Entries with figure data
*-*-*
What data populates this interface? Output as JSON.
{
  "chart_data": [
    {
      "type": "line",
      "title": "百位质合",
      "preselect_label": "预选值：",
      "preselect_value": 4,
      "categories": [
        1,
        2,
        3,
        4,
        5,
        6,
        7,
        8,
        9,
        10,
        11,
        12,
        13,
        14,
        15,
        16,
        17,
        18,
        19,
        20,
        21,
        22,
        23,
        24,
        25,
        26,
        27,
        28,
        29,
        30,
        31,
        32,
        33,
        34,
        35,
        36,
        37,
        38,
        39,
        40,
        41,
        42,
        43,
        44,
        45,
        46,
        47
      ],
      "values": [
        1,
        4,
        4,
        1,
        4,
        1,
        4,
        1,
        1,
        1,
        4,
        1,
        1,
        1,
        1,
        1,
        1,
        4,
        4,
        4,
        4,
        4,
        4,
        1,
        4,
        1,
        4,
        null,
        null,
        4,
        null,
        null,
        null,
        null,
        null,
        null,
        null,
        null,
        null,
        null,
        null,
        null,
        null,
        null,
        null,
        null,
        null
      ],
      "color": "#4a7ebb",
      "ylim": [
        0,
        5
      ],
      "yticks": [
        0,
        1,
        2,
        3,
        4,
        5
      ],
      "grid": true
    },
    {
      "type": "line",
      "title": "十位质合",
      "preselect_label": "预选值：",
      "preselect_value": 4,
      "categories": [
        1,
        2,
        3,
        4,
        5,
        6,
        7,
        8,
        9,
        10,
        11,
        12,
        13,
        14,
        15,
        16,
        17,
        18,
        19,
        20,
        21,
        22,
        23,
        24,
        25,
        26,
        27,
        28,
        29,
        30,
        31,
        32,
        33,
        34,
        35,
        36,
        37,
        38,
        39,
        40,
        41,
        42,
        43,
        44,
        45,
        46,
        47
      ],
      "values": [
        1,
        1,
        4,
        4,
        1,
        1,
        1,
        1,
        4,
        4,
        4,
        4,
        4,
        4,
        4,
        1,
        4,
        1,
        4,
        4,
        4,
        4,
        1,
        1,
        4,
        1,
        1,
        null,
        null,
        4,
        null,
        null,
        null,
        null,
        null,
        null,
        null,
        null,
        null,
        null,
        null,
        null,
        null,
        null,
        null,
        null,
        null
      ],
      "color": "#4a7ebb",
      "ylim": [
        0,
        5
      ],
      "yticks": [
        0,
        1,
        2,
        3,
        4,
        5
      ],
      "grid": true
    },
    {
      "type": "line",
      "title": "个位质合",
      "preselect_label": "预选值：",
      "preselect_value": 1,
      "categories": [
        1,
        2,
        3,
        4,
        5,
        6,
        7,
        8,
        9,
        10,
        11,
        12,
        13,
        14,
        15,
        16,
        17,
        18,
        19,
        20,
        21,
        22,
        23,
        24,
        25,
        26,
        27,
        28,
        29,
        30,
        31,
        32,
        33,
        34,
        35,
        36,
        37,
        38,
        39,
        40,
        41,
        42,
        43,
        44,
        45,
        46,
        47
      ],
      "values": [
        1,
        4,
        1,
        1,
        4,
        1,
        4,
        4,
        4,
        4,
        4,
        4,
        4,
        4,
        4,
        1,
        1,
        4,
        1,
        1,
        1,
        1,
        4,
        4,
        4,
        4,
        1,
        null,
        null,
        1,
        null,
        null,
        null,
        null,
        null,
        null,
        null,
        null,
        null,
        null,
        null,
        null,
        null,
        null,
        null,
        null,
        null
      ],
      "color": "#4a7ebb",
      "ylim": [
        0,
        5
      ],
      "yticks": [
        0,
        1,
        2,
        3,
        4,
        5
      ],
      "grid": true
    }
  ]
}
*-*-*
> [What the exercise asks] Print again each line of the listing above, exactly as it appears.

> [Result of the task]
What data populates this interface? Output as JSON.
{
  "chart_data": [
    {
      "type": "line",
      "title": "百位质合",
      "preselect_label": "预选值：",
      "preselect_value": 4,
      "categories": [
        1,
        2,
        3,
        4,
        5,
        6,
        7,
        8,
        9,
        10,
        11,
        12,
        13,
        14,
        15,
        16,
        17,
        18,
        19,
        20,
        21,
        22,
        23,
        24,
        25,
        26,
        27,
        28,
        29,
        30,
        31,
        32,
        33,
        34,
        35,
        36,
        37,
        38,
        39,
        40,
        41,
        42,
        43,
        44,
        45,
        46,
        47
      ],
      "values": [
        1,
        4,
        4,
        1,
        4,
        1,
        4,
        1,
        1,
        1,
        4,
        1,
        1,
        1,
        1,
        1,
        1,
        4,
        4,
        4,
        4,
        4,
        4,
        1,
        4,
        1,
        4,
        null,
        null,
        4,
        null,
        null,
        null,
        null,
        null,
        null,
        null,
        null,
        null,
        null,
        null,
        null,
        null,
        null,
        null,
        null,
        null
      ],
      "color": "#4a7ebb",
      "ylim": [
        0,
        5
      ],
      "yticks": [
        0,
        1,
        2,
        3,
        4,
        5
      ],
      "grid": true
    },
    {
      "type": "line",
      "title": "十位质合",
      "preselect_label": "预选值：",
      "preselect_value": 4,
      "categories": [
        1,
        2,
        3,
        4,
        5,
        6,
        7,
        8,
        9,
        10,
        11,
        12,
        13,
        14,
        15,
        16,
        17,
        18,
        19,
        20,
        21,
        22,
        23,
        24,
        25,
        26,
        27,
        28,
        29,
        30,
        31,
        32,
        33,
        34,
        35,
        36,
        37,
        38,
        39,
        40,
        41,
        42,
        43,
        44,
        45,
        46,
        47
      ],
      "values": [
        1,
        1,
        4,
        4,
        1,
        1,
        1,
        1,
        4,
        4,
        4,
        4,
        4,
        4,
        4,
        1,
        4,
        1,
        4,
        4,
        4,
        4,
        1,
        1,
        4,
        1,
        1,
        null,
        null,
        4,
        null,
        null,
        null,
        null,
        null,
        null,
        null,
        null,
        null,
        null,
        null,
        null,
        null,
        null,
        null,
        null,
        null
      ],
      "color": "#4a7ebb",
      "ylim": [
        0,
        5
      ],
      "yticks": [
        0,
        1,
        2,
        3,
        4,
        5
      ],
      "grid": true
    },
    {
      "type": "line",
      "title": "个位质合",
      "preselect_label": "预选值：",
      "preselect_value": 1,
      "categories": [
        1,
        2,
        3,
        4,
        5,
        6,
        7,
        8,
        9,
        10,
        11,
        12,
        13,
        14,
        15,
        16,
        17,
        18,
        19,
        20,
        21,
        22,
        23,
        24,
        25,
        26,
        27,
        28,
        29,
        30,
        31,
        32,
        33,
        34,
        35,
        36,
        37,
        38,
        39,
        40,
        41,
        42,
        43,
        44,
        45,
        46,
        47
      ],
      "values": [
        1,
        4,
        1,
        1,
        4,
        1,
        4,
        4,
        4,
        4,
        4,
        4,
        4,
        4,
        4,
        1,
        1,
        4,
        1,
        1,
        1,
        1,
        4,
        4,
        4,
        4,
        1,
        null,
        null,
        1,
        null,
        null,
        null,
        null,
        null,
        null,
        null,
        null,
        null,
        null,
        null,
        null,
        null,
        null,
        null,
        null,
        null
      ],
      "color": "#4a7ebb",
      "ylim": [
        0,
        5
      ],
      "yticks": [
        0,
        1,
        2,
        3,
        4,
        5
      ],
      "grid": true
    }
  ]
}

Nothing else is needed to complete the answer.